"""
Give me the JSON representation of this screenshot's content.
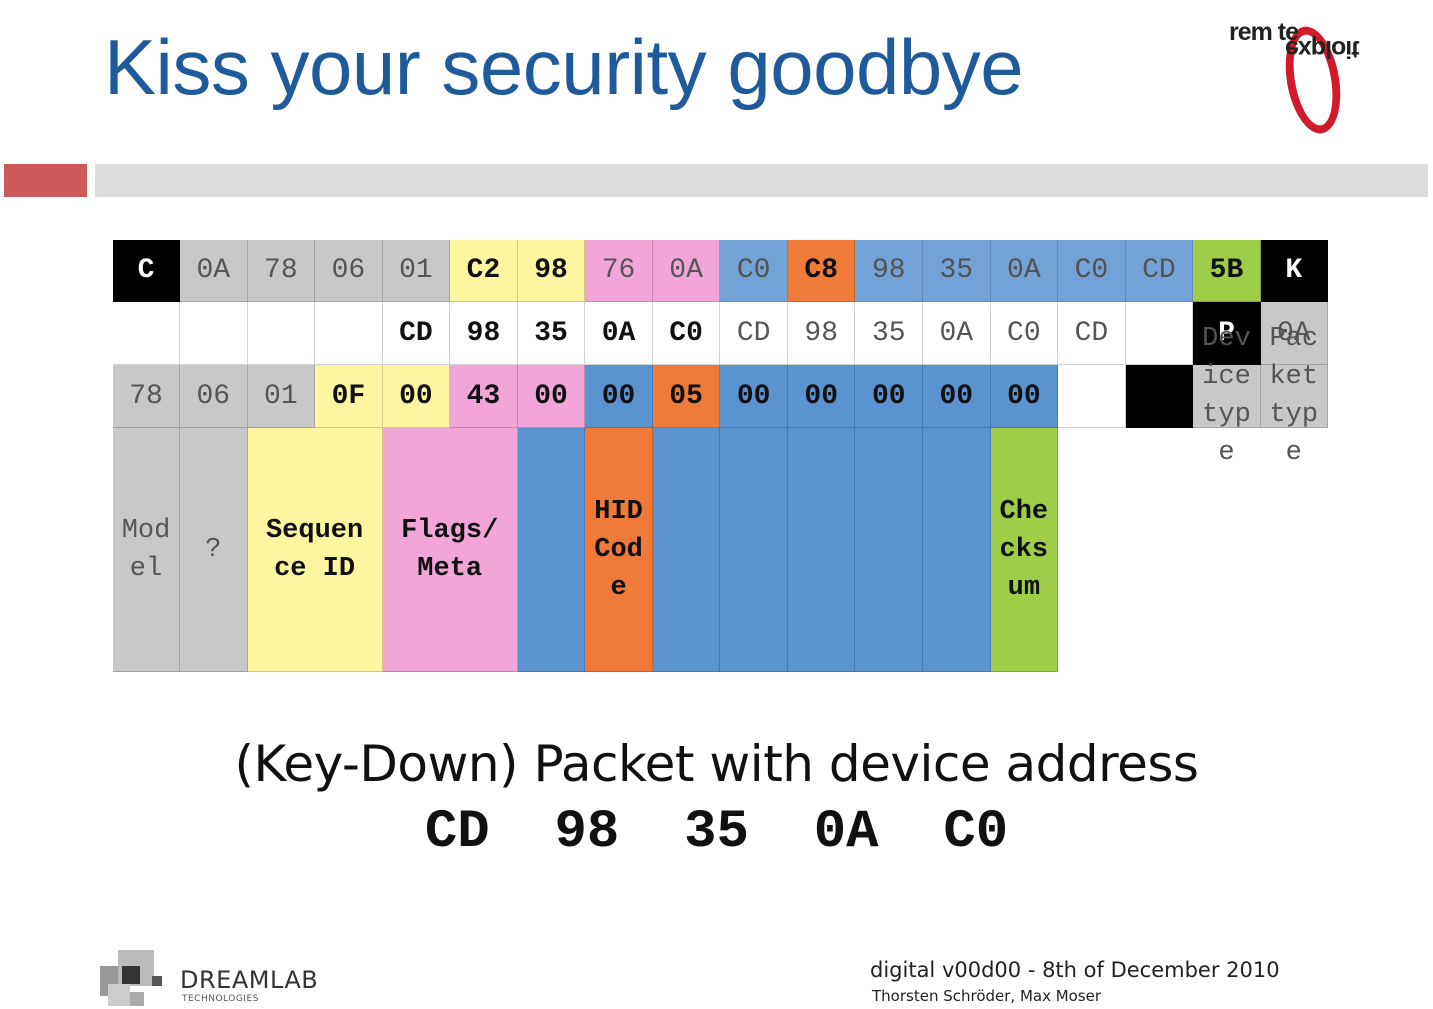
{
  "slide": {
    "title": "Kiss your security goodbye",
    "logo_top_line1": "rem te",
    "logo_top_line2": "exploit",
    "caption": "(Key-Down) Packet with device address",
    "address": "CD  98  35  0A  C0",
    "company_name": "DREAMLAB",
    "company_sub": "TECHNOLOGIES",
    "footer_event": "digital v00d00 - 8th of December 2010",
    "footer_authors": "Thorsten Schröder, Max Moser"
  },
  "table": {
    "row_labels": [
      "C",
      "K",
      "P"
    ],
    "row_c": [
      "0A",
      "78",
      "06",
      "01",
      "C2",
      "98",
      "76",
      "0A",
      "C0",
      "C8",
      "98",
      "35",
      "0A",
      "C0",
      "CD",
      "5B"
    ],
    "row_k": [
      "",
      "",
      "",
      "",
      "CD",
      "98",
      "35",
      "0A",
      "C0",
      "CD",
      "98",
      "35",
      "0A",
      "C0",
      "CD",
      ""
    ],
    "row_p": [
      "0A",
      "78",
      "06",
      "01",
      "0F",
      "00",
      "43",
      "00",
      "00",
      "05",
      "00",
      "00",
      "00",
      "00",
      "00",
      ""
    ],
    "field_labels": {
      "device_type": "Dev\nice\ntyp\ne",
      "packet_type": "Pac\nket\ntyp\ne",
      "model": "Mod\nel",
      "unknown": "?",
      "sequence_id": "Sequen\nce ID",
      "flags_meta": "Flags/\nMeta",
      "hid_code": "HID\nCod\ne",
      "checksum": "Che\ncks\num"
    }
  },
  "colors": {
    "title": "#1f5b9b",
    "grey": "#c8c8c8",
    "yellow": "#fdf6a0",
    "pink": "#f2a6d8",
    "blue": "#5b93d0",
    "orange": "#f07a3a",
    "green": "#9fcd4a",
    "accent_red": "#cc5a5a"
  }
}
"""
Repeat all the data as it stands, dropping any images it holds.

*Exercise answer*
Give me the JSON representation of this screenshot's content.
{
  "slide": {
    "title": "Kiss your security goodbye",
    "logo_top_line1": "rem te",
    "logo_top_line2": "exploit",
    "caption": "(Key-Down) Packet with device address",
    "address": "CD  98  35  0A  C0",
    "company_name": "DREAMLAB",
    "company_sub": "TECHNOLOGIES",
    "footer_event": "digital v00d00 - 8th of December 2010",
    "footer_authors": "Thorsten Schröder, Max Moser"
  },
  "table": {
    "row_labels": [
      "C",
      "K",
      "P"
    ],
    "row_c": [
      "0A",
      "78",
      "06",
      "01",
      "C2",
      "98",
      "76",
      "0A",
      "C0",
      "C8",
      "98",
      "35",
      "0A",
      "C0",
      "CD",
      "5B"
    ],
    "row_k": [
      "",
      "",
      "",
      "",
      "CD",
      "98",
      "35",
      "0A",
      "C0",
      "CD",
      "98",
      "35",
      "0A",
      "C0",
      "CD",
      ""
    ],
    "row_p": [
      "0A",
      "78",
      "06",
      "01",
      "0F",
      "00",
      "43",
      "00",
      "00",
      "05",
      "00",
      "00",
      "00",
      "00",
      "00",
      ""
    ],
    "field_labels": {
      "device_type": "Dev\nice\ntyp\ne",
      "packet_type": "Pac\nket\ntyp\ne",
      "model": "Mod\nel",
      "unknown": "?",
      "sequence_id": "Sequen\nce ID",
      "flags_meta": "Flags/\nMeta",
      "hid_code": "HID\nCod\ne",
      "checksum": "Che\ncks\num"
    }
  },
  "colors": {
    "title": "#1f5b9b",
    "grey": "#c8c8c8",
    "yellow": "#fdf6a0",
    "pink": "#f2a6d8",
    "blue": "#5b93d0",
    "orange": "#f07a3a",
    "green": "#9fcd4a",
    "accent_red": "#cc5a5a"
  }
}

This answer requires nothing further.